▶ _Requirements_
Return every line of the listing below unchanged, but leave out the pictures.

▶ _Records provided_
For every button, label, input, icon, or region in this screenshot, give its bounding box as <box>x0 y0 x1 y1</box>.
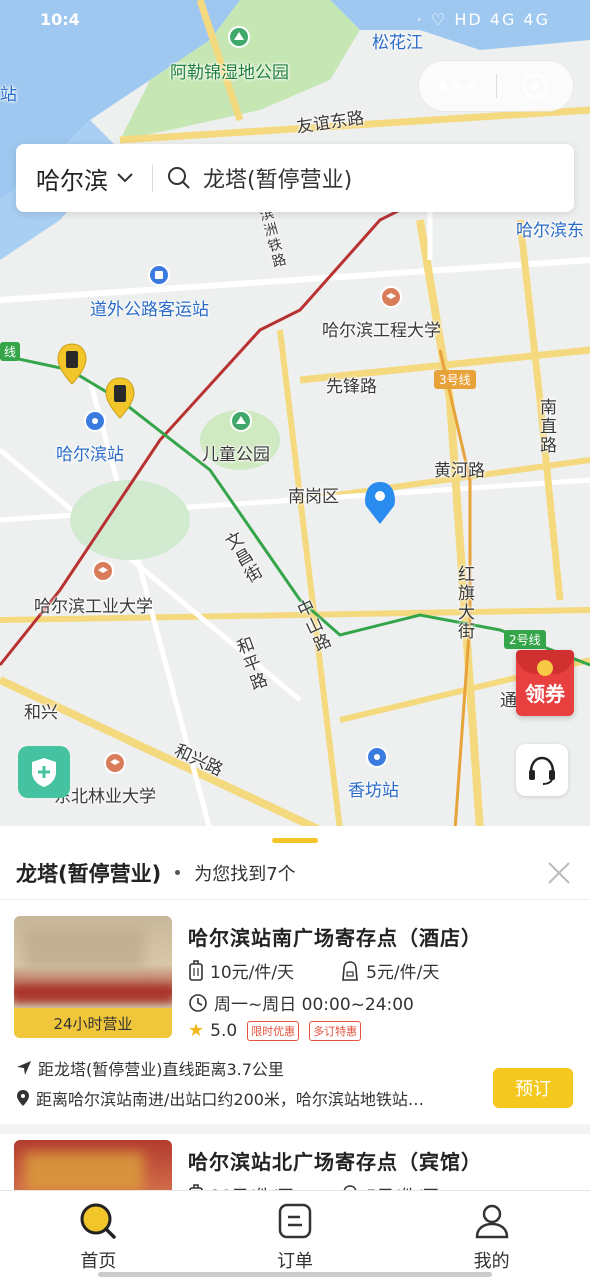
rating-value: 5.0 <box>210 1020 238 1041</box>
train-station-icon <box>84 410 106 432</box>
clock-icon <box>189 993 207 1012</box>
map-label-xiangfang: 香坊站 <box>348 781 399 801</box>
navigation-arrow-icon <box>17 1061 31 1075</box>
luggage-pin-icon[interactable] <box>56 342 88 390</box>
map-label-tong: 通 <box>500 691 517 711</box>
luggage-pin-icon[interactable] <box>104 376 136 424</box>
city-selector[interactable]: 哈尔滨 <box>16 161 134 196</box>
distance-text: 距龙塔(暂停营业)直线距离3.7公里 <box>38 1060 284 1079</box>
map-label-hpu: 哈尔滨工业大学 <box>34 597 153 617</box>
promo-tag: 多订特惠 <box>309 1020 362 1041</box>
search-input[interactable]: 龙塔(暂停营业) <box>167 162 352 194</box>
tab-profile-label: 我的 <box>473 1251 510 1272</box>
home-indicator <box>98 1272 492 1277</box>
search-query: 龙塔(暂停营业) <box>203 168 353 193</box>
map-label-line2: 2号线 <box>504 630 546 649</box>
suitcase-icon <box>189 959 203 981</box>
star-icon: ★ <box>188 1020 205 1041</box>
address-row: 距离哈尔滨站南进/出站口约200米，哈尔滨站地铁站… <box>16 1086 424 1110</box>
sheet-handle[interactable] <box>272 838 318 843</box>
map-label-nangang: 南岗区 <box>288 487 339 507</box>
suitcase-price: 10元/件/天 <box>210 963 295 983</box>
open-hours-badge: 24小时营业 <box>14 1008 172 1038</box>
city-label: 哈尔滨 <box>36 166 108 195</box>
map-view[interactable]: 10:4 · ♡ HD 4G 4G 松花江 阿勒锦湿地公园 友谊东路 道外公路客… <box>0 0 590 830</box>
price-row: 10元/件/天 5元/件/天 <box>188 1182 439 1190</box>
tab-home-label: 首页 <box>80 1251 117 1272</box>
search-icon <box>168 167 190 189</box>
results-header: 龙塔(暂停营业) 为您找到7个 <box>0 846 590 900</box>
user-icon <box>475 1204 508 1239</box>
close-miniprogram-icon[interactable] <box>497 72 574 100</box>
search-home-icon <box>80 1203 117 1239</box>
storage-photo: 24小时营业 <box>14 916 172 1038</box>
storage-name: 哈尔滨站北广场寄存点（宾馆） <box>188 1150 482 1174</box>
miniprogram-capsule <box>418 60 574 112</box>
results-count: 为您找到7个 <box>194 863 296 885</box>
insurance-button[interactable] <box>18 746 70 798</box>
tab-home[interactable]: 首页 <box>0 1191 197 1280</box>
status-time: 10:4 <box>40 10 80 29</box>
hours-row: 周一~周日 00:00~24:00 <box>188 990 414 1015</box>
tab-profile[interactable]: 我的 <box>393 1191 590 1280</box>
book-button[interactable]: 预订 <box>493 1068 573 1108</box>
shield-plus-icon <box>32 758 56 787</box>
map-label-hongqi: 红旗大街 <box>454 565 474 641</box>
headset-icon <box>529 756 555 785</box>
map-label-hit: 哈尔滨工程大学 <box>322 321 441 341</box>
address-text: 距离哈尔滨站南进/出站口约200米，哈尔滨站地铁站… <box>36 1090 424 1109</box>
map-label-line-left: 线 <box>0 342 21 361</box>
map-label-xianfeng-road: 先锋路 <box>326 377 377 397</box>
search-bar: 哈尔滨 龙塔(暂停营业) <box>16 144 574 212</box>
university-icon <box>104 752 126 774</box>
results-sheet: 龙塔(暂停营业) 为您找到7个 24小时营业 哈尔滨站南广场寄存点（酒店） 10… <box>0 826 590 1190</box>
suitcase-price: 10元/件/天 <box>210 1182 294 1190</box>
map-label-daowai-station: 道外公路客运站 <box>90 300 209 320</box>
map-label-huanghe-road: 黄河路 <box>434 461 485 481</box>
storage-name: 哈尔滨站南广场寄存点（酒店） <box>188 926 482 950</box>
promo-tag: 限时优惠 <box>247 1020 300 1041</box>
university-icon <box>380 286 402 308</box>
park-poi-icon <box>228 26 250 48</box>
orders-icon <box>278 1203 312 1239</box>
results-title: 龙塔(暂停营业) <box>16 861 162 886</box>
distance-row: 距龙塔(暂停营业)直线距离3.7公里 <box>16 1056 284 1080</box>
coin-icon <box>537 660 553 676</box>
map-label-harbin-station: 哈尔滨站 <box>56 445 124 465</box>
map-label-wetland: 阿勒锦湿地公园 <box>170 63 289 83</box>
bus-station-icon <box>148 264 170 286</box>
status-indicators: · ♡ HD 4G 4G <box>416 10 550 29</box>
map-label-songhua: 松花江 <box>372 33 423 53</box>
metro-station-icon <box>366 746 388 768</box>
coupon-button[interactable]: 领券 <box>516 650 574 716</box>
price-row: 10元/件/天 5元/件/天 <box>188 958 439 983</box>
map-label-hexing: 和兴 <box>24 703 58 723</box>
bag-price: 5元/件/天 <box>366 1182 439 1190</box>
storage-photo <box>14 1140 172 1190</box>
more-menu-icon[interactable] <box>419 82 496 90</box>
map-label-nanzhi-road: 南直路 <box>536 398 556 455</box>
bottom-tab-bar: 首页 订单 我的 <box>0 1190 590 1280</box>
park-poi-icon <box>230 410 252 432</box>
hours-text: 周一~周日 00:00~24:00 <box>214 995 414 1015</box>
status-bar: 10:4 · ♡ HD 4G 4G <box>0 0 590 40</box>
rating-row: ★ 5.0 限时优惠 多订特惠 <box>188 1020 362 1041</box>
bag-price: 5元/件/天 <box>366 963 440 983</box>
tab-orders-label: 订单 <box>277 1251 313 1272</box>
chevron-down-icon <box>117 173 133 183</box>
map-label-line3: 3号线 <box>434 370 476 389</box>
bag-icon <box>342 960 358 981</box>
location-pin-icon <box>17 1090 29 1106</box>
map-label-childrens-park: 儿童公园 <box>202 445 270 465</box>
customer-service-button[interactable] <box>516 744 568 796</box>
map-label-harbin-east: 哈尔滨东 <box>516 221 584 241</box>
map-label-left-top: 站 <box>0 85 17 105</box>
coupon-label: 领券 <box>525 682 565 706</box>
close-icon[interactable] <box>546 860 572 886</box>
university-icon <box>92 560 114 582</box>
tab-orders[interactable]: 订单 <box>197 1191 394 1280</box>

▶ _Full response_
For every button, label, input, icon, or region in this screenshot, give its bounding box as <box>x0 y0 x1 y1</box>.
rating-value: 5.0 <box>210 1020 238 1041</box>
train-station-icon <box>84 410 106 432</box>
clock-icon <box>189 993 207 1012</box>
map-label-xiangfang: 香坊站 <box>348 781 399 801</box>
navigation-arrow-icon <box>17 1061 31 1075</box>
luggage-pin-icon[interactable] <box>56 342 88 390</box>
map-label-tong: 通 <box>500 691 517 711</box>
luggage-pin-icon[interactable] <box>104 376 136 424</box>
city-selector[interactable]: 哈尔滨 <box>16 161 134 196</box>
distance-text: 距龙塔(暂停营业)直线距离3.7公里 <box>38 1060 284 1079</box>
map-label-hpu: 哈尔滨工业大学 <box>34 597 153 617</box>
promo-tag: 多订特惠 <box>309 1020 362 1041</box>
search-input[interactable]: 龙塔(暂停营业) <box>167 162 352 194</box>
tab-profile-label: 我的 <box>473 1251 510 1272</box>
home-indicator <box>98 1272 492 1277</box>
search-query: 龙塔(暂停营业) <box>203 168 353 193</box>
map-label-line2: 2号线 <box>504 630 546 649</box>
suitcase-icon <box>189 959 203 981</box>
star-icon: ★ <box>188 1020 205 1041</box>
address-row: 距离哈尔滨站南进/出站口约200米，哈尔滨站地铁站… <box>16 1086 424 1110</box>
sheet-handle[interactable] <box>272 838 318 843</box>
map-label-nangang: 南岗区 <box>288 487 339 507</box>
suitcase-price: 10元/件/天 <box>210 963 295 983</box>
open-hours-badge: 24小时营业 <box>14 1008 172 1038</box>
city-label: 哈尔滨 <box>36 166 108 195</box>
map-view[interactable]: 10:4 · ♡ HD 4G 4G 松花江 阿勒锦湿地公园 友谊东路 道外公路客… <box>0 0 590 830</box>
price-row: 10元/件/天 5元/件/天 <box>188 1182 439 1190</box>
tab-home-label: 首页 <box>80 1251 117 1272</box>
search-icon <box>168 167 190 189</box>
results-header: 龙塔(暂停营业) 为您找到7个 <box>0 846 590 900</box>
user-icon <box>475 1204 508 1239</box>
close-miniprogram-icon[interactable] <box>497 72 574 100</box>
search-home-icon <box>80 1203 117 1239</box>
storage-photo: 24小时营业 <box>14 916 172 1038</box>
storage-name: 哈尔滨站北广场寄存点（宾馆） <box>188 1150 482 1174</box>
miniprogram-capsule <box>418 60 574 112</box>
results-count: 为您找到7个 <box>194 863 296 885</box>
insurance-button[interactable] <box>18 746 70 798</box>
tab-home[interactable]: 首页 <box>0 1191 197 1280</box>
status-time: 10:4 <box>40 10 80 29</box>
hours-row: 周一~周日 00:00~24:00 <box>188 990 414 1015</box>
tab-profile[interactable]: 我的 <box>393 1191 590 1280</box>
book-button[interactable]: 预订 <box>493 1068 573 1108</box>
shield-plus-icon <box>32 758 56 787</box>
map-label-hongqi: 红旗大街 <box>454 565 474 641</box>
headset-icon <box>529 756 555 785</box>
map-label-hit: 哈尔滨工程大学 <box>322 321 441 341</box>
address-text: 距离哈尔滨站南进/出站口约200米，哈尔滨站地铁站… <box>36 1090 424 1109</box>
map-label-line-left: 线 <box>0 342 21 361</box>
map-label-xianfeng-road: 先锋路 <box>326 377 377 397</box>
search-bar: 哈尔滨 龙塔(暂停营业) <box>16 144 574 212</box>
university-icon <box>104 752 126 774</box>
results-sheet: 龙塔(暂停营业) 为您找到7个 24小时营业 哈尔滨站南广场寄存点（酒店） 10… <box>0 826 590 1190</box>
suitcase-price: 10元/件/天 <box>210 1182 294 1190</box>
map-label-daowai-station: 道外公路客运站 <box>90 300 209 320</box>
map-label-huanghe-road: 黄河路 <box>434 461 485 481</box>
storage-name: 哈尔滨站南广场寄存点（酒店） <box>188 926 482 950</box>
promo-tag: 限时优惠 <box>247 1020 300 1041</box>
university-icon <box>380 286 402 308</box>
park-poi-icon <box>228 26 250 48</box>
orders-icon <box>278 1203 312 1239</box>
results-title: 龙塔(暂停营业) <box>16 861 162 886</box>
distance-row: 距龙塔(暂停营业)直线距离3.7公里 <box>16 1056 284 1080</box>
coin-icon <box>537 660 553 676</box>
map-label-harbin-station: 哈尔滨站 <box>56 445 124 465</box>
map-label-wetland: 阿勒锦湿地公园 <box>170 63 289 83</box>
bus-station-icon <box>148 264 170 286</box>
status-indicators: · ♡ HD 4G 4G <box>416 10 550 29</box>
map-label-songhua: 松花江 <box>372 33 423 53</box>
metro-station-icon <box>366 746 388 768</box>
coupon-button[interactable]: 领券 <box>516 650 574 716</box>
price-row: 10元/件/天 5元/件/天 <box>188 958 439 983</box>
map-label-hexing: 和兴 <box>24 703 58 723</box>
bag-price: 5元/件/天 <box>366 1182 439 1190</box>
storage-photo <box>14 1140 172 1190</box>
more-menu-icon[interactable] <box>419 82 496 90</box>
map-label-nanzhi-road: 南直路 <box>536 398 556 455</box>
bottom-tab-bar: 首页 订单 我的 <box>0 1190 590 1280</box>
park-poi-icon <box>230 410 252 432</box>
hours-text: 周一~周日 00:00~24:00 <box>214 995 414 1015</box>
status-bar: 10:4 · ♡ HD 4G 4G <box>0 0 590 40</box>
rating-row: ★ 5.0 限时优惠 多订特惠 <box>188 1020 362 1041</box>
bag-price: 5元/件/天 <box>366 963 440 983</box>
tab-orders-label: 订单 <box>277 1251 313 1272</box>
chevron-down-icon <box>117 173 133 183</box>
map-label-line3: 3号线 <box>434 370 476 389</box>
bag-icon <box>342 960 358 981</box>
location-pin-icon <box>17 1090 29 1106</box>
map-label-childrens-park: 儿童公园 <box>202 445 270 465</box>
customer-service-button[interactable] <box>516 744 568 796</box>
map-label-harbin-east: 哈尔滨东 <box>516 221 584 241</box>
map-label-left-top: 站 <box>0 85 17 105</box>
coupon-label: 领券 <box>525 682 565 706</box>
close-icon[interactable] <box>546 860 572 886</box>
university-icon <box>92 560 114 582</box>
tab-orders[interactable]: 订单 <box>197 1191 394 1280</box>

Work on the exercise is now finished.